In the forum thread, where does danac787 say he is camping?

ARTICLE
• • •

Was I too subtle... :mrgreen: :O•-:


----------



## bwhntr (Sep 12, 2007)

No, not too subtle. You know how I feel about all the OHV access we have. If I didn't think there was a treehugger agenda behind it I would be for shutting them all down. However, he doesn't need a horse to access that area. It might be the prefered method but I know of several big bulls packed out of there via backpack.


----------



## runningelk (May 25, 2011)

check out the other three corner, (oh crap) thread. Lots of infor. I'll be huning antelope flats, Saw 2 6 points and 1 6 point killed there I'll seeya Saturday, Im in a Silver dodge.


----------



## danac787 (Jul 5, 2011)

runningelk said:


> check out the other three corner, (oh crap) thread. Lots of infor. I'll be huning antelope flats, Saw 2 6 points and 1 6 point killed there I'll seeya Saturday, Im in a Silver dodge.


sounds good, I am in a silver ford f350 need help just hunt me down, camping at dripping springs.


----------



## dkhntrdstn (Sep 7, 2007)

• • •

DATASET SECTION
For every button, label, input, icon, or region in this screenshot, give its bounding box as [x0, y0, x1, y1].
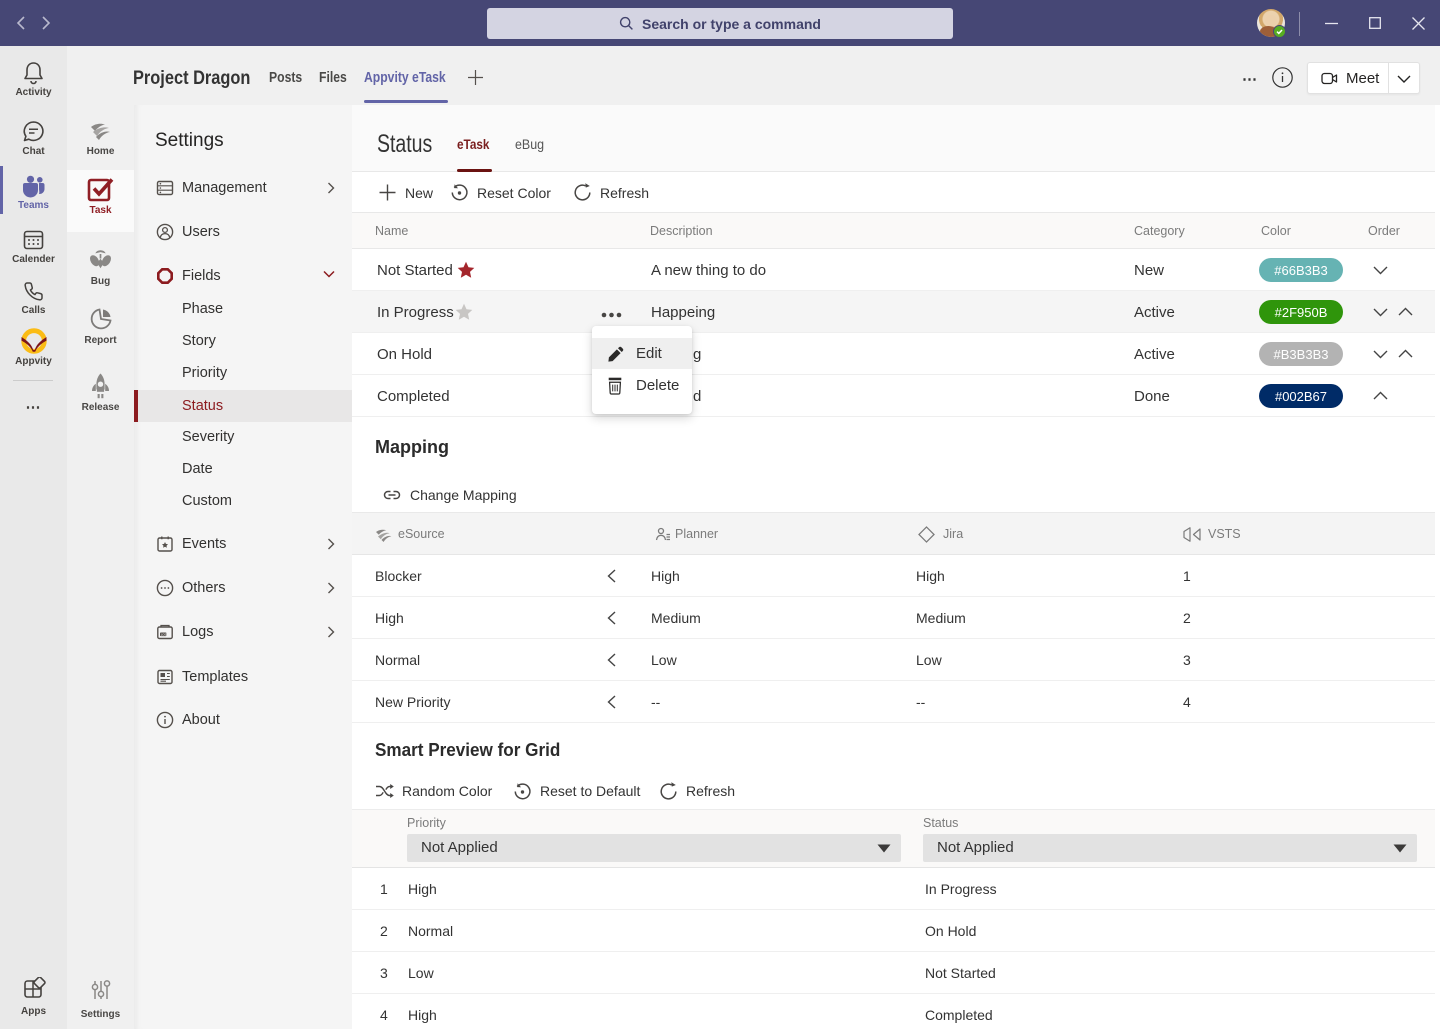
svg-text:LOG: LOG [161, 633, 168, 637]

• • •

EXERCISE SOLUTION
At dripping springs.